→ WRITTEN EXERCISE
Each entry should be quoted word for word, including every mark of punctuation.

→ Stored items from a collection
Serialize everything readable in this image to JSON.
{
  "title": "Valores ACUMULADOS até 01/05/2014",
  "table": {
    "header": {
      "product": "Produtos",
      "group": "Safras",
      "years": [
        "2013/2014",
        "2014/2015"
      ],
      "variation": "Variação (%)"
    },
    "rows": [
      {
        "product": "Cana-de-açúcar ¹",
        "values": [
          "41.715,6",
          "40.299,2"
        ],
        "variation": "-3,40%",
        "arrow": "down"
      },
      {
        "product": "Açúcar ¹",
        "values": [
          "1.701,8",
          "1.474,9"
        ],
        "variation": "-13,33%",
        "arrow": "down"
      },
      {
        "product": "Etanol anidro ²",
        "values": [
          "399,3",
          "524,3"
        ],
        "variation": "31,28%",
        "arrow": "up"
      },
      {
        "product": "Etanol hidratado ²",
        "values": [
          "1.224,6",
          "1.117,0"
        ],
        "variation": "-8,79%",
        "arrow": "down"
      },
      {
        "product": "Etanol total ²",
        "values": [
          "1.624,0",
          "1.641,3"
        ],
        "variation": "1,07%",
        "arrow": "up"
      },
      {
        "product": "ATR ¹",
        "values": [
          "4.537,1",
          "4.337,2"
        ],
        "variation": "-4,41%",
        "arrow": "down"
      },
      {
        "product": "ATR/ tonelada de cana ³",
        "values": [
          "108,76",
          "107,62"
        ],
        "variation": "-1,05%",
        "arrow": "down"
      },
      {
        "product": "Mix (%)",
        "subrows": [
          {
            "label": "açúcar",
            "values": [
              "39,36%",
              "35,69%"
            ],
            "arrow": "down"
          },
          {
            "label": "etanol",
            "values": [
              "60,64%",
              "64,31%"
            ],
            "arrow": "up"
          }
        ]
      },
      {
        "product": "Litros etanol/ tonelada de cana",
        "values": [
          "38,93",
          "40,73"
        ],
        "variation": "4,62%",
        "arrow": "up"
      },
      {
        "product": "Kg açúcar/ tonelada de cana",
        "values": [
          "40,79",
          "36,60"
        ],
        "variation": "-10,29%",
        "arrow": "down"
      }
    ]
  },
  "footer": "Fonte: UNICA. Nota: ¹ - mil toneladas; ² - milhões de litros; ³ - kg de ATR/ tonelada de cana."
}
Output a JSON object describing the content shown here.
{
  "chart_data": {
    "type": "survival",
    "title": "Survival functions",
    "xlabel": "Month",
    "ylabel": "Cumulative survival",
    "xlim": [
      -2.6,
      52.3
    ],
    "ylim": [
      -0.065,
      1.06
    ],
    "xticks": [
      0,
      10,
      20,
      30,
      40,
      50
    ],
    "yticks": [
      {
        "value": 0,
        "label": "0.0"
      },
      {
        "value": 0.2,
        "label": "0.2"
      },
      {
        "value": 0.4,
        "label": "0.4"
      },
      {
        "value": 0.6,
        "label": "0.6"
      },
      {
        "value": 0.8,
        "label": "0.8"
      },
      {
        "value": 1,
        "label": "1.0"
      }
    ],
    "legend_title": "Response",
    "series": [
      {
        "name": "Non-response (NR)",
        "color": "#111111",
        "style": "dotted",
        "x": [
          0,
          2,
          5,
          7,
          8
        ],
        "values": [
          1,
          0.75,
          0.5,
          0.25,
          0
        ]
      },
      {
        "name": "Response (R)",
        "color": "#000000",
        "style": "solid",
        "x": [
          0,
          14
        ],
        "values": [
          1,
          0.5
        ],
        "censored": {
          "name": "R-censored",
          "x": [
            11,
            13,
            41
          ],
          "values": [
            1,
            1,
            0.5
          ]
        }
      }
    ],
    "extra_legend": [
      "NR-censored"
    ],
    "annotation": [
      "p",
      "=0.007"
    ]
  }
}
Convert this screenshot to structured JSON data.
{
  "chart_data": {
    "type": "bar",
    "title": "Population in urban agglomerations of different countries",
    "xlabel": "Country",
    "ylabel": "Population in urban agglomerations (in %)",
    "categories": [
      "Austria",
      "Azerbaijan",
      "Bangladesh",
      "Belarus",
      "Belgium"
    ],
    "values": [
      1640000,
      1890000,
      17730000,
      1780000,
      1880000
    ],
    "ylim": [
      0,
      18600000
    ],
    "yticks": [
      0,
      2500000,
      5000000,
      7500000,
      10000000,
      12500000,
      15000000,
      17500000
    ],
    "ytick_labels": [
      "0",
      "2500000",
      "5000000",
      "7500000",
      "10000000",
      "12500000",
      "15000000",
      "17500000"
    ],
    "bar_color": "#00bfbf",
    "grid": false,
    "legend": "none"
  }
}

→ RESULT OF THE EXERCISE
Serialize everything readable in this image to JSON.
{
  "title": "Valores ACUMULADOS até 01/05/2014",
  "table": {
    "header": {
      "product": "Produtos",
      "group": "Safras",
      "years": [
        "2013/2014",
        "2014/2015"
      ],
      "variation": "Variação (%)"
    },
    "rows": [
      {
        "product": "Cana-de-açúcar ¹",
        "values": [
          "41.715,6",
          "40.299,2"
        ],
        "variation": "-3,40%",
        "arrow": "down"
      },
      {
        "product": "Açúcar ¹",
        "values": [
          "1.701,8",
          "1.474,9"
        ],
        "variation": "-13,33%",
        "arrow": "down"
      },
      {
        "product": "Etanol anidro ²",
        "values": [
          "399,3",
          "524,3"
        ],
        "variation": "31,28%",
        "arrow": "up"
      },
      {
        "product": "Etanol hidratado ²",
        "values": [
          "1.224,6",
          "1.117,0"
        ],
        "variation": "-8,79%",
        "arrow": "down"
      },
      {
        "product": "Etanol total ²",
        "values": [
          "1.624,0",
          "1.641,3"
        ],
        "variation": "1,07%",
        "arrow": "up"
      },
      {
        "product": "ATR ¹",
        "values": [
          "4.537,1",
          "4.337,2"
        ],
        "variation": "-4,41%",
        "arrow": "down"
      },
      {
        "product": "ATR/ tonelada de cana ³",
        "values": [
          "108,76",
          "107,62"
        ],
        "variation": "-1,05%",
        "arrow": "down"
      },
      {
        "product": "Mix (%)",
        "subrows": [
          {
            "label": "açúcar",
            "values": [
              "39,36%",
              "35,69%"
            ],
            "arrow": "down"
          },
          {
            "label": "etanol",
            "values": [
              "60,64%",
              "64,31%"
            ],
            "arrow": "up"
          }
        ]
      },
      {
        "product": "Litros etanol/ tonelada de cana",
        "values": [
          "38,93",
          "40,73"
        ],
        "variation": "4,62%",
        "arrow": "up"
      },
      {
        "product": "Kg açúcar/ tonelada de cana",
        "values": [
          "40,79",
          "36,60"
        ],
        "variation": "-10,29%",
        "arrow": "down"
      }
    ]
  },
  "footer": "Fonte: UNICA. Nota: ¹ - mil toneladas; ² - milhões de litros; ³ - kg de ATR/ tonelada de cana."
}
Output a JSON object describing the content shown here.
{
  "chart_data": {
    "type": "survival",
    "title": "Survival functions",
    "xlabel": "Month",
    "ylabel": "Cumulative survival",
    "xlim": [
      -2.6,
      52.3
    ],
    "ylim": [
      -0.065,
      1.06
    ],
    "xticks": [
      0,
      10,
      20,
      30,
      40,
      50
    ],
    "yticks": [
      {
        "value": 0,
        "label": "0.0"
      },
      {
        "value": 0.2,
        "label": "0.2"
      },
      {
        "value": 0.4,
        "label": "0.4"
      },
      {
        "value": 0.6,
        "label": "0.6"
      },
      {
        "value": 0.8,
        "label": "0.8"
      },
      {
        "value": 1,
        "label": "1.0"
      }
    ],
    "legend_title": "Response",
    "series": [
      {
        "name": "Non-response (NR)",
        "color": "#111111",
        "style": "dotted",
        "x": [
          0,
          2,
          5,
          7,
          8
        ],
        "values": [
          1,
          0.75,
          0.5,
          0.25,
          0
        ]
      },
      {
        "name": "Response (R)",
        "color": "#000000",
        "style": "solid",
        "x": [
          0,
          14
        ],
        "values": [
          1,
          0.5
        ],
        "censored": {
          "name": "R-censored",
          "x": [
            11,
            13,
            41
          ],
          "values": [
            1,
            1,
            0.5
          ]
        }
      }
    ],
    "extra_legend": [
      "NR-censored"
    ],
    "annotation": [
      "p",
      "=0.007"
    ]
  }
}
Convert this screenshot to structured JSON data.
{
  "chart_data": {
    "type": "bar",
    "title": "Population in urban agglomerations of different countries",
    "xlabel": "Country",
    "ylabel": "Population in urban agglomerations (in %)",
    "categories": [
      "Austria",
      "Azerbaijan",
      "Bangladesh",
      "Belarus",
      "Belgium"
    ],
    "values": [
      1640000,
      1890000,
      17730000,
      1780000,
      1880000
    ],
    "ylim": [
      0,
      18600000
    ],
    "yticks": [
      0,
      2500000,
      5000000,
      7500000,
      10000000,
      12500000,
      15000000,
      17500000
    ],
    "ytick_labels": [
      "0",
      "2500000",
      "5000000",
      "7500000",
      "10000000",
      "12500000",
      "15000000",
      "17500000"
    ],
    "bar_color": "#00bfbf",
    "grid": false,
    "legend": "none"
  }
}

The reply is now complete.